>> BEGIN RAW DATA
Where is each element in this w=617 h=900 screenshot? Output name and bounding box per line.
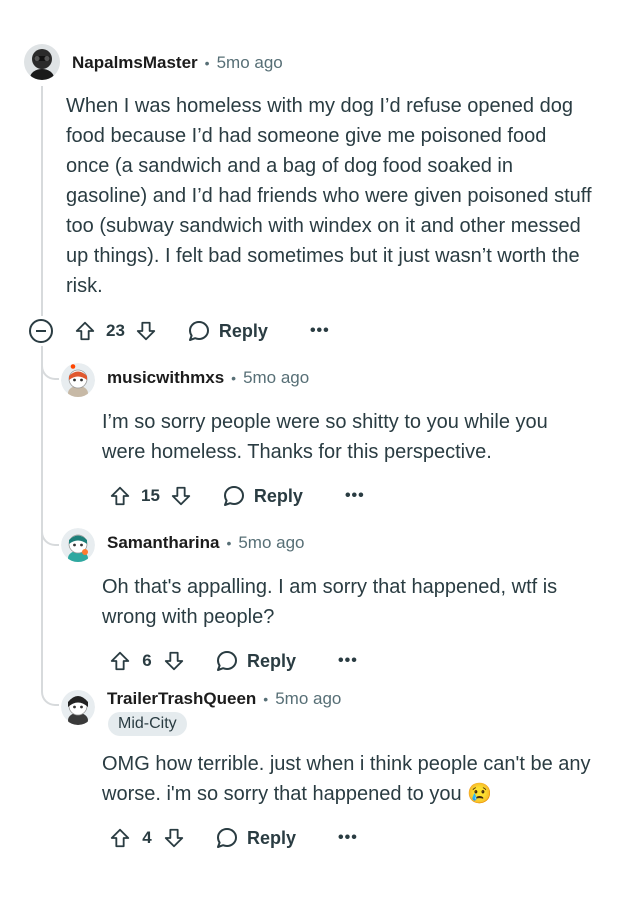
reply-button[interactable]: Reply (215, 826, 296, 850)
speech-bubble-icon (188, 321, 209, 341)
timestamp[interactable]: 5mo ago (238, 533, 304, 553)
more-options-button[interactable]: ••• (338, 829, 358, 847)
more-options-button[interactable]: ••• (345, 487, 365, 505)
comment-text: OMG how terrible. just when i think peop… (102, 753, 591, 805)
avatar-snoo-icon (61, 528, 95, 562)
username[interactable]: TrailerTrashQueen (107, 689, 256, 709)
arrow-down-icon (164, 828, 184, 848)
separator-dot: • (231, 370, 237, 386)
downvote-button[interactable] (131, 316, 161, 346)
reply-label: Reply (253, 485, 303, 506)
vote-score: 23 (106, 321, 125, 340)
vote-score: 4 (142, 828, 152, 847)
speech-bubble-icon (223, 486, 244, 506)
avatar[interactable] (61, 363, 95, 397)
separator-dot: • (263, 691, 269, 707)
thread-line (41, 346, 43, 682)
arrow-down-icon (164, 651, 184, 671)
arrow-down-icon (171, 486, 191, 506)
thread-branch (41, 356, 59, 380)
comment-text: When I was homeless with my dog I’d refu… (66, 95, 592, 297)
action-bar: 4 Reply ••• (105, 823, 358, 853)
minus-circle-icon (36, 330, 46, 332)
upvote-button[interactable] (105, 646, 135, 676)
username[interactable]: NapalmsMaster (72, 53, 198, 73)
avatar-snoo-icon (61, 363, 95, 397)
upvote-button[interactable] (105, 481, 135, 511)
more-options-button[interactable]: ••• (338, 652, 358, 670)
comment-text: Oh that's appalling. I am sorry that hap… (102, 576, 558, 628)
user-flair: Mid-City (108, 712, 187, 736)
username[interactable]: musicwithmxs (107, 368, 224, 388)
vote-score: 15 (141, 486, 160, 505)
collapse-button[interactable] (29, 319, 53, 343)
downvote-button[interactable] (159, 823, 189, 853)
arrow-up-icon (110, 651, 130, 671)
comment-text: I’m so sorry people were so shitty to yo… (102, 411, 548, 463)
reply-label: Reply (247, 827, 297, 848)
reply-label: Reply (218, 320, 268, 341)
thread-branch (41, 522, 59, 546)
avatar-snoo-sunglasses-icon (24, 44, 60, 80)
timestamp[interactable]: 5mo ago (243, 368, 309, 388)
more-options-button[interactable]: ••• (310, 322, 330, 340)
downvote-button[interactable] (159, 646, 189, 676)
timestamp[interactable]: 5mo ago (217, 53, 283, 73)
thread-line (41, 86, 43, 316)
arrow-up-icon (110, 828, 130, 848)
reply-button[interactable]: Reply (222, 484, 303, 508)
downvote-button[interactable] (166, 481, 196, 511)
avatar[interactable] (24, 44, 60, 80)
speech-bubble-icon (217, 651, 237, 671)
reply-button[interactable]: Reply (215, 649, 296, 673)
thread-branch (41, 682, 59, 706)
upvote-button[interactable] (105, 823, 135, 853)
action-bar: 15 Reply ••• (105, 481, 365, 511)
speech-bubble-icon (217, 828, 237, 848)
reply-label: Reply (247, 650, 297, 671)
reply-button[interactable]: Reply (187, 319, 268, 343)
separator-dot: • (226, 535, 232, 551)
username[interactable]: Samantharina (107, 533, 219, 553)
avatar-snoo-icon (61, 690, 95, 725)
arrow-up-icon (110, 486, 130, 506)
arrow-down-icon (136, 321, 156, 341)
upvote-button[interactable] (70, 316, 100, 346)
action-bar: 23 Reply ••• (70, 316, 330, 346)
arrow-up-icon (75, 321, 95, 341)
separator-dot: • (204, 55, 210, 71)
avatar[interactable] (61, 528, 95, 562)
action-bar: 6 Reply ••• (105, 646, 358, 676)
timestamp[interactable]: 5mo ago (275, 689, 341, 709)
vote-score: 6 (142, 651, 152, 670)
avatar[interactable] (61, 689, 95, 725)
>> END RAW DATA
Output every line of the entries above as a Markdown table with two columns, Row and Line, numbering the rows in order and skipping blank lines. Leave the pictures out.

| Row | Line |
|---|---|
| 1 | Where is each element in this w=617 h=900 screenshot? Output name and bounding box per line. |
| 2 | reply-button[interactable]: Reply (215, 826, 296, 850) |
| 3 | speech-bubble-icon (188, 321, 209, 341) |
| 4 | timestamp[interactable]: 5mo ago (238, 533, 304, 553) |
| 5 | more-options-button[interactable]: ••• (338, 829, 358, 847) |
| 6 | more-options-button[interactable]: ••• (345, 487, 365, 505) |
| 7 | comment-text: OMG how terrible. just when i think peop… (102, 753, 591, 805) |
| 8 | avatar-snoo-icon (61, 528, 95, 562) |
| 9 | username[interactable]: TrailerTrashQueen (107, 689, 256, 709) |
| 10 | arrow-down-icon (164, 828, 184, 848) |
| 11 | separator-dot: • (231, 370, 237, 386) |
| 12 | downvote-button[interactable] (131, 316, 161, 346) |
| 13 | reply-label: Reply (253, 485, 303, 506) |
| 14 | vote-score: 23 (106, 321, 125, 340) |
| 15 | vote-score: 4 (142, 828, 152, 847) |
| 16 | speech-bubble-icon (223, 486, 244, 506) |
| 17 | avatar[interactable] (61, 363, 95, 397) |
| 18 | separator-dot: • (263, 691, 269, 707) |
| 19 | thread-line (41, 346, 43, 682) |
| 20 | arrow-down-icon (164, 651, 184, 671) |
| 21 | arrow-down-icon (171, 486, 191, 506) |
| 22 | thread-branch (41, 356, 59, 380) |
| 23 | comment-text: When I was homeless with my dog I’d refu… (66, 95, 592, 297) |
| 24 | action-bar: 4 Reply ••• (105, 823, 358, 853) |
| 25 | minus-circle-icon (36, 330, 46, 332) |
| 26 | upvote-button[interactable] (105, 646, 135, 676) |
| 27 | username[interactable]: NapalmsMaster (72, 53, 198, 73) |
| 28 | avatar-snoo-icon (61, 363, 95, 397) |
| 29 | upvote-button[interactable] (105, 481, 135, 511) |
| 30 | more-options-button[interactable]: ••• (338, 652, 358, 670) |
| 31 | comment-text: Oh that's appalling. I am sorry that hap… (102, 576, 558, 628) |
| 32 | user-flair: Mid-City (108, 712, 187, 736) |
| 33 | username[interactable]: musicwithmxs (107, 368, 224, 388) |
| 34 | vote-score: 15 (141, 486, 160, 505) |
| 35 | collapse-button[interactable] (29, 319, 53, 343) |
| 36 | downvote-button[interactable] (159, 823, 189, 853) |
| 37 | arrow-up-icon (110, 651, 130, 671) |
| 38 | comment-text: I’m so sorry people were so shitty to yo… (102, 411, 548, 463) |
| 39 | reply-label: Reply (247, 827, 297, 848) |
| 40 | reply-label: Reply (218, 320, 268, 341) |
| 41 | thread-branch (41, 522, 59, 546) |
| 42 | avatar-snoo-sunglasses-icon (24, 44, 60, 80) |
| 43 | timestamp[interactable]: 5mo ago (243, 368, 309, 388) |
| 44 | more-options-button[interactable]: ••• (310, 322, 330, 340) |
| 45 | downvote-button[interactable] (159, 646, 189, 676) |
| 46 | timestamp[interactable]: 5mo ago (217, 53, 283, 73) |
| 47 | thread-line (41, 86, 43, 316) |
| 48 | arrow-up-icon (110, 828, 130, 848) |
| 49 | reply-button[interactable]: Reply (222, 484, 303, 508) |
| 50 | downvote-button[interactable] (166, 481, 196, 511) |
| 51 | avatar[interactable] (24, 44, 60, 80) |
| 52 | speech-bubble-icon (217, 651, 237, 671) |
| 53 | reply-button[interactable]: Reply (215, 649, 296, 673) |
| 54 | thread-branch (41, 682, 59, 706) |
| 55 | upvote-button[interactable] (105, 823, 135, 853) |
| 56 | action-bar: 15 Reply ••• (105, 481, 365, 511) |
| 57 | speech-bubble-icon (217, 828, 237, 848) |
| 58 | reply-label: Reply (247, 650, 297, 671) |
| 59 | reply-button[interactable]: Reply (187, 319, 268, 343) |
| 60 | separator-dot: • (226, 535, 232, 551) |
| 61 | username[interactable]: Samantharina (107, 533, 219, 553) |
| 62 | avatar-snoo-icon (61, 690, 95, 725) |
| 63 | arrow-up-icon (110, 486, 130, 506) |
| 64 | arrow-down-icon (136, 321, 156, 341) |
| 65 | upvote-button[interactable] (70, 316, 100, 346) |
| 66 | action-bar: 23 Reply ••• (70, 316, 330, 346) |
| 67 | arrow-up-icon (75, 321, 95, 341) |
| 68 | separator-dot: • (204, 55, 210, 71) |
| 69 | avatar[interactable] (61, 528, 95, 562) |
| 70 | action-bar: 6 Reply ••• (105, 646, 358, 676) |
| 71 | timestamp[interactable]: 5mo ago (275, 689, 341, 709) |
| 72 | vote-score: 6 (142, 651, 152, 670) |
| 73 | avatar[interactable] (61, 689, 95, 725) |